## SET TASK
Quote the records that follow in full and exactly; leave out the pictures.

## STORED DATA

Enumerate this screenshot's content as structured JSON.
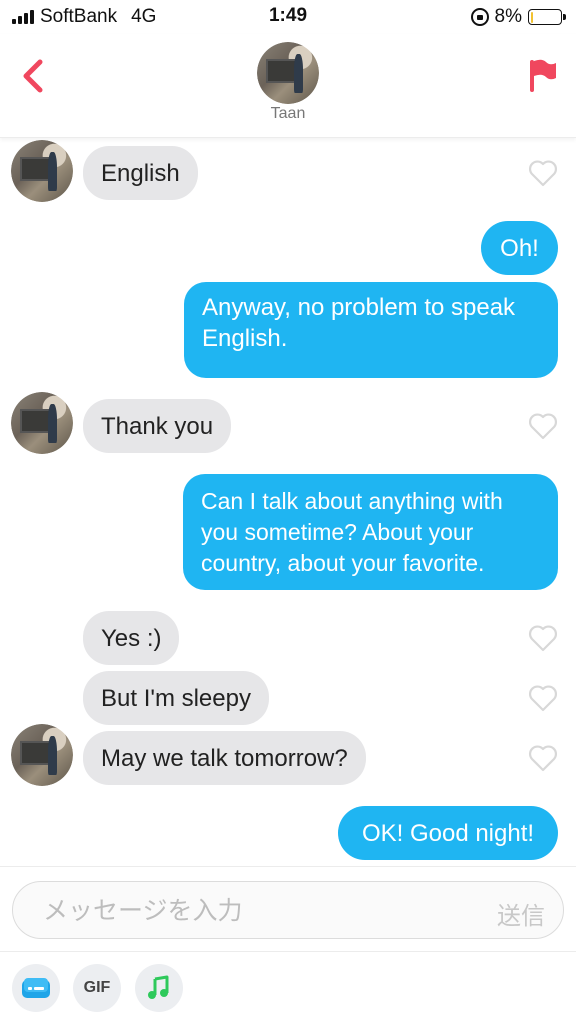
{
  "status_bar": {
    "carrier": "SoftBank",
    "network": "4G",
    "time": "1:49",
    "battery": "8%",
    "battery_level": 0.08,
    "battery_color": "#f2c230"
  },
  "header": {
    "contact_name": "Taan",
    "back_icon": "chevron-left-icon",
    "flag_icon": "flag-icon",
    "accent_color": "#f0475e"
  },
  "messages": [
    {
      "side": "in",
      "text": "English"
    },
    {
      "side": "out",
      "text": "Oh!"
    },
    {
      "side": "out",
      "text": "Anyway, no problem to speak English."
    },
    {
      "side": "in",
      "text": "Thank you"
    },
    {
      "side": "out",
      "text": "Can I talk about anything with you sometime? About your country, about your favorite."
    },
    {
      "side": "in",
      "text": "Yes :)"
    },
    {
      "side": "in",
      "text": "But I'm sleepy"
    },
    {
      "side": "in",
      "text": "May we talk tomorrow?"
    },
    {
      "side": "out",
      "text": "OK! Good night!"
    }
  ],
  "composer": {
    "placeholder": "メッセージを入力",
    "send_label": "送信",
    "gif_label": "GIF"
  },
  "colors": {
    "outgoing_bubble": "#1fb5f2",
    "incoming_bubble": "#e6e6e8",
    "music_icon": "#2ec95b"
  }
}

## SOLUTION FOR THIS EXERCISE
Enumerate this screenshot's content as structured JSON.
{
  "status_bar": {
    "carrier": "SoftBank",
    "network": "4G",
    "time": "1:49",
    "battery": "8%",
    "battery_level": 0.08,
    "battery_color": "#f2c230"
  },
  "header": {
    "contact_name": "Taan",
    "back_icon": "chevron-left-icon",
    "flag_icon": "flag-icon",
    "accent_color": "#f0475e"
  },
  "messages": [
    {
      "side": "in",
      "text": "English"
    },
    {
      "side": "out",
      "text": "Oh!"
    },
    {
      "side": "out",
      "text": "Anyway, no problem to speak English."
    },
    {
      "side": "in",
      "text": "Thank you"
    },
    {
      "side": "out",
      "text": "Can I talk about anything with you sometime? About your country, about your favorite."
    },
    {
      "side": "in",
      "text": "Yes :)"
    },
    {
      "side": "in",
      "text": "But I'm sleepy"
    },
    {
      "side": "in",
      "text": "May we talk tomorrow?"
    },
    {
      "side": "out",
      "text": "OK! Good night!"
    }
  ],
  "composer": {
    "placeholder": "メッセージを入力",
    "send_label": "送信",
    "gif_label": "GIF"
  },
  "colors": {
    "outgoing_bubble": "#1fb5f2",
    "incoming_bubble": "#e6e6e8",
    "music_icon": "#2ec95b"
  }
}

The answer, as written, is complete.